Stated problem
Repeat exactly, and only, the lines from the one holding "Read this page and output its text content." through the last line of the records below.

==== Records supplied

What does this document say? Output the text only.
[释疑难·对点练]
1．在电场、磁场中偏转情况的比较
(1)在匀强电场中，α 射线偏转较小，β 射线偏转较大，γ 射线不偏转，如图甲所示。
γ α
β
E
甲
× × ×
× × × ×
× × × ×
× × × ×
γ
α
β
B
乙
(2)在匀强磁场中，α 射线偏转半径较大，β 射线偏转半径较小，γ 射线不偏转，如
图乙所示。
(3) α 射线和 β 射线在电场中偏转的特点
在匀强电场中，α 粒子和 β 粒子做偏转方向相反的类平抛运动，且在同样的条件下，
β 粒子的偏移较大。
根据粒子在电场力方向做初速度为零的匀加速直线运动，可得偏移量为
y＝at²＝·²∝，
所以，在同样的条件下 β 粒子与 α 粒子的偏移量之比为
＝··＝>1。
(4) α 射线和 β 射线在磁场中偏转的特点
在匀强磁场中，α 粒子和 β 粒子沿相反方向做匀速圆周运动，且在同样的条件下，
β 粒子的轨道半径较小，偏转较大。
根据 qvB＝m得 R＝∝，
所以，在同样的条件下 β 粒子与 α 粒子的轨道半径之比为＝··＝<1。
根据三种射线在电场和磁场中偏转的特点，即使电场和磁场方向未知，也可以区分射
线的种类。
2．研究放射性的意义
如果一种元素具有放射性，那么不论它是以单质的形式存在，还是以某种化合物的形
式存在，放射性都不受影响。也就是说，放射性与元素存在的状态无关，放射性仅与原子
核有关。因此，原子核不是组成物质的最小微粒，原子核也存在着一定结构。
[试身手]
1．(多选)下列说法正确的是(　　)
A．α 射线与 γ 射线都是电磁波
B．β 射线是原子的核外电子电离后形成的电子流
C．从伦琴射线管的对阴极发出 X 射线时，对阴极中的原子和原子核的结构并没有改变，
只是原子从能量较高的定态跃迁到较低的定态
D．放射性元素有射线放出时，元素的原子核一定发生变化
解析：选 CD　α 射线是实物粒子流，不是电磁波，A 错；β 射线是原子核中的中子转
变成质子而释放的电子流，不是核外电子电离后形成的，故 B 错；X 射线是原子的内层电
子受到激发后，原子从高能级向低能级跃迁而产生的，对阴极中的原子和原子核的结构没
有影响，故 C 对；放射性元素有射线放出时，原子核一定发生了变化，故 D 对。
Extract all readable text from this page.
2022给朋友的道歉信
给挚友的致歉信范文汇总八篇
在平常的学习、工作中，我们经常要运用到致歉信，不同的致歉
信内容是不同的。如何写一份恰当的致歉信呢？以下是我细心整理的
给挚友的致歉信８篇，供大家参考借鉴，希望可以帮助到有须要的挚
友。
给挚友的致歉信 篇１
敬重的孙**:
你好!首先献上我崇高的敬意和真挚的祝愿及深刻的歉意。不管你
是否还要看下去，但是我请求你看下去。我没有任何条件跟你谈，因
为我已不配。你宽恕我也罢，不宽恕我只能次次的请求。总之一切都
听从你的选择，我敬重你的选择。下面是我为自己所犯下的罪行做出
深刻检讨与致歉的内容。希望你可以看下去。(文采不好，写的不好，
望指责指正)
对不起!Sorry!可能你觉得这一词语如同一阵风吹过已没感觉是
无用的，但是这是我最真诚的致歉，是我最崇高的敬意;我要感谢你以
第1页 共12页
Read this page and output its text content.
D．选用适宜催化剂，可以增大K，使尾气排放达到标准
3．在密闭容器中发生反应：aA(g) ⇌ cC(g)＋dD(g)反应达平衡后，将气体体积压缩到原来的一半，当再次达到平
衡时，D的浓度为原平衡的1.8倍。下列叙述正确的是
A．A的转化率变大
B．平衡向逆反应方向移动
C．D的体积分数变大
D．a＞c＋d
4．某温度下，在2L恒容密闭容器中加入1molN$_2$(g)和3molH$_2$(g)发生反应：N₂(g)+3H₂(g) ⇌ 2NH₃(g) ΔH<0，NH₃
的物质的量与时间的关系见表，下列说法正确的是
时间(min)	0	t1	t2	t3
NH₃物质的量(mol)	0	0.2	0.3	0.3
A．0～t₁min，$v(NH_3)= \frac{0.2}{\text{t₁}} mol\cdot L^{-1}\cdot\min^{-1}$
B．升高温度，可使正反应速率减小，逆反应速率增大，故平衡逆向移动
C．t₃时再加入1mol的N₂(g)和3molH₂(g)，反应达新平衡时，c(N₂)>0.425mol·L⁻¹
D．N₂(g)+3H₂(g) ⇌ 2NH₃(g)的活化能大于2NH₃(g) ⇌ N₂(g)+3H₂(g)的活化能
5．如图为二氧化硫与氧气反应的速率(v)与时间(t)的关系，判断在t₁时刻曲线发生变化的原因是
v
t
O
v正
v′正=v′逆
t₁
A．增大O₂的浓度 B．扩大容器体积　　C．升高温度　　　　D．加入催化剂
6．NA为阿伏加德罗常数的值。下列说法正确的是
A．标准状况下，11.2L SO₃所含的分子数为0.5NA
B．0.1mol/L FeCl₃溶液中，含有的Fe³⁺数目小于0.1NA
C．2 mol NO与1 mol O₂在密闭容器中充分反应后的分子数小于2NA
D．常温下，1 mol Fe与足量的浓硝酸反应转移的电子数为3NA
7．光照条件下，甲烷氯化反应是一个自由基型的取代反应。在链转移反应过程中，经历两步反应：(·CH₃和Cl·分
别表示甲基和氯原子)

========

Task result
Read this page and output its text content.
D．选用适宜催化剂，可以增大K，使尾气排放达到标准
3．在密闭容器中发生反应：aA(g) ⇌ cC(g)＋dD(g)反应达平衡后，将气体体积压缩到原来的一半，当再次达到平
衡时，D的浓度为原平衡的1.8倍。下列叙述正确的是
A．A的转化率变大
B．平衡向逆反应方向移动
C．D的体积分数变大
D．a＞c＋d
4．某温度下，在2L恒容密闭容器中加入1molN$_2$(g)和3molH$_2$(g)发生反应：N₂(g)+3H₂(g) ⇌ 2NH₃(g) ΔH<0，NH₃
的物质的量与时间的关系见表，下列说法正确的是
时间(min)	0	t1	t2	t3
NH₃物质的量(mol)	0	0.2	0.3	0.3
A．0～t₁min，$v(NH_3)= \frac{0.2}{\text{t₁}} mol\cdot L^{-1}\cdot\min^{-1}$
B．升高温度，可使正反应速率减小，逆反应速率增大，故平衡逆向移动
C．t₃时再加入1mol的N₂(g)和3molH₂(g)，反应达新平衡时，c(N₂)>0.425mol·L⁻¹
D．N₂(g)+3H₂(g) ⇌ 2NH₃(g)的活化能大于2NH₃(g) ⇌ N₂(g)+3H₂(g)的活化能
5．如图为二氧化硫与氧气反应的速率(v)与时间(t)的关系，判断在t₁时刻曲线发生变化的原因是
v
t
O
v正
v′正=v′逆
t₁
A．增大O₂的浓度 B．扩大容器体积　　C．升高温度　　　　D．加入催化剂
6．NA为阿伏加德罗常数的值。下列说法正确的是
A．标准状况下，11.2L SO₃所含的分子数为0.5NA
B．0.1mol/L FeCl₃溶液中，含有的Fe³⁺数目小于0.1NA
C．2 mol NO与1 mol O₂在密闭容器中充分反应后的分子数小于2NA
D．常温下，1 mol Fe与足量的浓硝酸反应转移的电子数为3NA
7．光照条件下，甲烷氯化反应是一个自由基型的取代反应。在链转移反应过程中，经历两步反应：(·CH₃和Cl·分
别表示甲基和氯原子)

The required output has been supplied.